**What this task involves**
Check each line of the listing for the word "jiào" and give only the number of lines that have it.

Stored entries:
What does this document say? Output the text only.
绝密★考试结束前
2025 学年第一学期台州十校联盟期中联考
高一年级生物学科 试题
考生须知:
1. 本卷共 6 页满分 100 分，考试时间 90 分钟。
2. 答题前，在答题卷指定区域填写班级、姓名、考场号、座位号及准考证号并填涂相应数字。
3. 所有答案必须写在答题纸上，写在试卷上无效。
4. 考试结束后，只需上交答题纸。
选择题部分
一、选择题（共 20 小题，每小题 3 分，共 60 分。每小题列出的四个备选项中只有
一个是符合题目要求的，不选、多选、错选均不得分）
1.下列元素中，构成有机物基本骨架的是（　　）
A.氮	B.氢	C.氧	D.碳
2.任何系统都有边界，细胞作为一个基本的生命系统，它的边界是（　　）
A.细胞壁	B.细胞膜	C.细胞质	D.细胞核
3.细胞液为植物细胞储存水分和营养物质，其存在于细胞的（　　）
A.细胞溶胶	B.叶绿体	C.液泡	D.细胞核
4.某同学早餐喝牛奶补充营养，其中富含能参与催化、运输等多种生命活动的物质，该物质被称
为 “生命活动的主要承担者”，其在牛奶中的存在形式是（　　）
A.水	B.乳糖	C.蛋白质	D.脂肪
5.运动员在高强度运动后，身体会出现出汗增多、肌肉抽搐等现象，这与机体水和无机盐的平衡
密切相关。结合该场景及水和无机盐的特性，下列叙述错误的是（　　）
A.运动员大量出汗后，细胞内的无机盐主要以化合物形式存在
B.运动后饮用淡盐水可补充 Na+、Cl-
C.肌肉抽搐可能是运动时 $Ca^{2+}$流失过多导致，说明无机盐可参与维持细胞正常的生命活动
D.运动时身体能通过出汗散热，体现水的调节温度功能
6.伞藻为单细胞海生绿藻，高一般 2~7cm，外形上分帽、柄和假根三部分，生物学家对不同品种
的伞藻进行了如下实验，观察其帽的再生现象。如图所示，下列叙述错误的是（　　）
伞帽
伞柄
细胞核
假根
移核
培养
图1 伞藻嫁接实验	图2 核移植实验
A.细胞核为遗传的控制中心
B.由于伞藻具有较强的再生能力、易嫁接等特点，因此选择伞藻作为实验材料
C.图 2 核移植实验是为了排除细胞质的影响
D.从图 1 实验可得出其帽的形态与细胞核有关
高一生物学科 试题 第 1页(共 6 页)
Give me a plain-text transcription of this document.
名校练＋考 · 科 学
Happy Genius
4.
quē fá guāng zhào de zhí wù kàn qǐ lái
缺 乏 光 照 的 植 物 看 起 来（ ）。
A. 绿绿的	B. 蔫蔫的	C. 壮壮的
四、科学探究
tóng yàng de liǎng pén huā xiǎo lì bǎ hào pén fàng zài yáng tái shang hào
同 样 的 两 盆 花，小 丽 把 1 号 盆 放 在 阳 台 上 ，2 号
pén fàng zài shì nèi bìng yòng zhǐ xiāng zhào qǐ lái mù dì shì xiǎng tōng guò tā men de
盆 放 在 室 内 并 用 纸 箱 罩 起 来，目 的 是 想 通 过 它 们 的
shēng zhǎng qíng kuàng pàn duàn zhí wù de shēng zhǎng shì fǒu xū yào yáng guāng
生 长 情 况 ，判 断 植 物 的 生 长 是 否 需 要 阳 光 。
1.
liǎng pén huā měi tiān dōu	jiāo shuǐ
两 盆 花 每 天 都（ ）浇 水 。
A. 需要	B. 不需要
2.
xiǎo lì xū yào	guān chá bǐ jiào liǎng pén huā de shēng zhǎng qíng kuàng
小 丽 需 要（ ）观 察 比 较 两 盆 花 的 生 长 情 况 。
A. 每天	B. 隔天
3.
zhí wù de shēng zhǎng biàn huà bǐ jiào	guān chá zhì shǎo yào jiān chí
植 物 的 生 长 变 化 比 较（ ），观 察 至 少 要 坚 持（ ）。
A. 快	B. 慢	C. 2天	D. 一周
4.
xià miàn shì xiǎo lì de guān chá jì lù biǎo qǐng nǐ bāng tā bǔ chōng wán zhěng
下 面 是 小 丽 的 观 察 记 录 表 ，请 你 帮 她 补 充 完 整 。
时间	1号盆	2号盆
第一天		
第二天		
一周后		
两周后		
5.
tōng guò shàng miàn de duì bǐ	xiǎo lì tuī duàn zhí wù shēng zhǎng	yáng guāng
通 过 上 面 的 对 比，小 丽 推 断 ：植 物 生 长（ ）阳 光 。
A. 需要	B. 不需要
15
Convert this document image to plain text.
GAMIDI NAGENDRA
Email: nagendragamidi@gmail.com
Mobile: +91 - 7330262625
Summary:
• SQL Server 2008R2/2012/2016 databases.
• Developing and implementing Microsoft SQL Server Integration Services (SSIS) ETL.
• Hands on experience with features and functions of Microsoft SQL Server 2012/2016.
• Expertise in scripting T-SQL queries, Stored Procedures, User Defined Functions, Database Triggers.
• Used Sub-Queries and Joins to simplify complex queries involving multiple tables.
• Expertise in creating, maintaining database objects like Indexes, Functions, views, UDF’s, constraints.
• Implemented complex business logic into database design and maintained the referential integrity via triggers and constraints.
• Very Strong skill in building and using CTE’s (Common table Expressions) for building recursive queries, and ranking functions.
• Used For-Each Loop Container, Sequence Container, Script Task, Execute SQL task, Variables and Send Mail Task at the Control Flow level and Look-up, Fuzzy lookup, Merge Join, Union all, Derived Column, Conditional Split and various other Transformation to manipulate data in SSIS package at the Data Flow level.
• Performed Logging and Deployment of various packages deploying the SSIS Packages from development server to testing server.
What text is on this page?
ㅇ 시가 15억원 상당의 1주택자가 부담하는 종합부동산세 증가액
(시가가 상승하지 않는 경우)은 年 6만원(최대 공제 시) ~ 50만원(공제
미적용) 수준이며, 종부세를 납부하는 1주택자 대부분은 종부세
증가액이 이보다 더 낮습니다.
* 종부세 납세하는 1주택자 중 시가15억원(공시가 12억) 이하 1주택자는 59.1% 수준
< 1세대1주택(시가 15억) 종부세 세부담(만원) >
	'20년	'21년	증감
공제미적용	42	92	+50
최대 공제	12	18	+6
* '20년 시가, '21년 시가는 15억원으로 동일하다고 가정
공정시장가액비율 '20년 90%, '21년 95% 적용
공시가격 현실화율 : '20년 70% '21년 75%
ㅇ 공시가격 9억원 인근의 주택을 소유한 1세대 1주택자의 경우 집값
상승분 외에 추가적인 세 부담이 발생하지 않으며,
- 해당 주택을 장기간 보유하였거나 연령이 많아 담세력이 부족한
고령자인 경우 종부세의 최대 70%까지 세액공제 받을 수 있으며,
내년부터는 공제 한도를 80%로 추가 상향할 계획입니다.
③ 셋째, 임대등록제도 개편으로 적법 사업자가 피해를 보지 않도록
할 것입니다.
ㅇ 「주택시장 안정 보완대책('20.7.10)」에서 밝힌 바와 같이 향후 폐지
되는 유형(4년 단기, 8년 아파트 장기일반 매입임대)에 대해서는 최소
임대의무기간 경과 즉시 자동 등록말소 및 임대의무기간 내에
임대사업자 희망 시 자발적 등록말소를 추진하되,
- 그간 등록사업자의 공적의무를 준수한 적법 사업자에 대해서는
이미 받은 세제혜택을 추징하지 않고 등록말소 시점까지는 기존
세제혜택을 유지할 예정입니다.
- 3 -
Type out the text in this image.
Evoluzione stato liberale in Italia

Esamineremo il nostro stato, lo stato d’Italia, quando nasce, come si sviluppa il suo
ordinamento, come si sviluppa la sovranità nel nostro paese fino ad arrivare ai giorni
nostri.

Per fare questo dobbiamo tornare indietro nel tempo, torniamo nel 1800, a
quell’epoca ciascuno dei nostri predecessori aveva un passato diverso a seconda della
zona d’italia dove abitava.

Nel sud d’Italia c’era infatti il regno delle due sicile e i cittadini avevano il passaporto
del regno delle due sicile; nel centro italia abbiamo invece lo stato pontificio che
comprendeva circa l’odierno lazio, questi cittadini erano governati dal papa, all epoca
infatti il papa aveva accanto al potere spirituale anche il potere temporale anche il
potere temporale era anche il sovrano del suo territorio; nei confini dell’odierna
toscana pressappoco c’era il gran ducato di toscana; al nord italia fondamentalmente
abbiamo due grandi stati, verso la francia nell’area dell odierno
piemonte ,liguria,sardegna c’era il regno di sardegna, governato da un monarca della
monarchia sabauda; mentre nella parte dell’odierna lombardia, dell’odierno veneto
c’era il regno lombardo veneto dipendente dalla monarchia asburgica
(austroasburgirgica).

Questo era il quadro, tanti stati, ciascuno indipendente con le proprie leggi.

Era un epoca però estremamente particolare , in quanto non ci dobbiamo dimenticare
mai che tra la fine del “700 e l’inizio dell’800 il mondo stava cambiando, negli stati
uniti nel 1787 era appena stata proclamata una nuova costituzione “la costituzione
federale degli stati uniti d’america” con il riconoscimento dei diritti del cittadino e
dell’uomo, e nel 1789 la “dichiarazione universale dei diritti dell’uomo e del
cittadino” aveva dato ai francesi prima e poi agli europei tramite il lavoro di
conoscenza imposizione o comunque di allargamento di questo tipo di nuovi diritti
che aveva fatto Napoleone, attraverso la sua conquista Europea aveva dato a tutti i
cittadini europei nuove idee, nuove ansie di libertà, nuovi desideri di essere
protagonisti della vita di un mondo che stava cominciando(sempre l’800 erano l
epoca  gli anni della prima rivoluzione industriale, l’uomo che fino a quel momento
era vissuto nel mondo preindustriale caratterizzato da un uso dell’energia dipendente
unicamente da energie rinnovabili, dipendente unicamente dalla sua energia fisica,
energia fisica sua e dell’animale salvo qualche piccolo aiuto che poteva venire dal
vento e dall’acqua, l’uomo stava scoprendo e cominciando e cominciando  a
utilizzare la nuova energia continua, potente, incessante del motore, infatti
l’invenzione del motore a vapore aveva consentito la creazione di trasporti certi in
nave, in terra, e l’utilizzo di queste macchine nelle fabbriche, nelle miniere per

**Full solution**
2